Provided data »
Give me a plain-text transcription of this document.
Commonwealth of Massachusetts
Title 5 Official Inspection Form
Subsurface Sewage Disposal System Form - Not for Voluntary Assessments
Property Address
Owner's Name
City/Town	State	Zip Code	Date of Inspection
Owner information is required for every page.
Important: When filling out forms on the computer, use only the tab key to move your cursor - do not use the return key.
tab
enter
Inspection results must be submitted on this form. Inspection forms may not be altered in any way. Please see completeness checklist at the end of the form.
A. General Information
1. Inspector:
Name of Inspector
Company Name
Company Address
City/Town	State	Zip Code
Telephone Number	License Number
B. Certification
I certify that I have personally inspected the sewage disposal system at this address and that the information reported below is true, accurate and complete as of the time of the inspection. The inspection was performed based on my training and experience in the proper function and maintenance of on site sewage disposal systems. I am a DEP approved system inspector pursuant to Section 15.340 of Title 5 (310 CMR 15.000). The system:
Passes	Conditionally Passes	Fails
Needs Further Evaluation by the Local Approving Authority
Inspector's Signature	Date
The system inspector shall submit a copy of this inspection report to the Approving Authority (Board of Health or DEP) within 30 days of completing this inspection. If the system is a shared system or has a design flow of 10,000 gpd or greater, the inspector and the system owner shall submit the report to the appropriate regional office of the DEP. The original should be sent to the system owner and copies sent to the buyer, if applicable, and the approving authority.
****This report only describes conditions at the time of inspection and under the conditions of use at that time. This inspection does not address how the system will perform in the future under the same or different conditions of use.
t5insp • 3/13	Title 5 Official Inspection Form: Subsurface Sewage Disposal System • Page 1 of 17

--

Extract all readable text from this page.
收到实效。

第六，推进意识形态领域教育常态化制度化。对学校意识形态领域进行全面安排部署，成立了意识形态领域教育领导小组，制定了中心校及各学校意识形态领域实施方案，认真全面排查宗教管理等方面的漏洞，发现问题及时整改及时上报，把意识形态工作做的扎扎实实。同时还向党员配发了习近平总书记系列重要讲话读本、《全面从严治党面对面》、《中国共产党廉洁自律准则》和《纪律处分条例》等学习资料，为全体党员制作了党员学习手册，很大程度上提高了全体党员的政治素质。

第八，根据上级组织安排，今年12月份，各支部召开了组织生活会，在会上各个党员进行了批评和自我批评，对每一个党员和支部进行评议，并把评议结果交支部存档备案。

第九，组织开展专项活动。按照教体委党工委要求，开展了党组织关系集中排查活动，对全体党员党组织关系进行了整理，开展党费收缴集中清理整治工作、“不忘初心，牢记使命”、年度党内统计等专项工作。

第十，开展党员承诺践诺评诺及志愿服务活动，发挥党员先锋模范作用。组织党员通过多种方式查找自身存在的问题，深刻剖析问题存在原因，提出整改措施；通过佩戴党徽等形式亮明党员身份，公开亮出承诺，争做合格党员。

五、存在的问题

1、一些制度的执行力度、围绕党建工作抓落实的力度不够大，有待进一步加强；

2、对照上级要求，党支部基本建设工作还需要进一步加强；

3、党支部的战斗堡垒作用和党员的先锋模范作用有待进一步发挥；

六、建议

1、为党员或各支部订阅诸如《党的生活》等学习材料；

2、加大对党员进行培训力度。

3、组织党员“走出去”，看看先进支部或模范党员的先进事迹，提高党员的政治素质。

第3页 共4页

What you are asked to do »
In the entries above, identify every line with the word "Official". Copy those lines.

Finished task »
Title 5 Official Inspection Form
t5insp • 3/13	Title 5 Official Inspection Form: Subsurface Sewage Disposal System • Page 1 of 17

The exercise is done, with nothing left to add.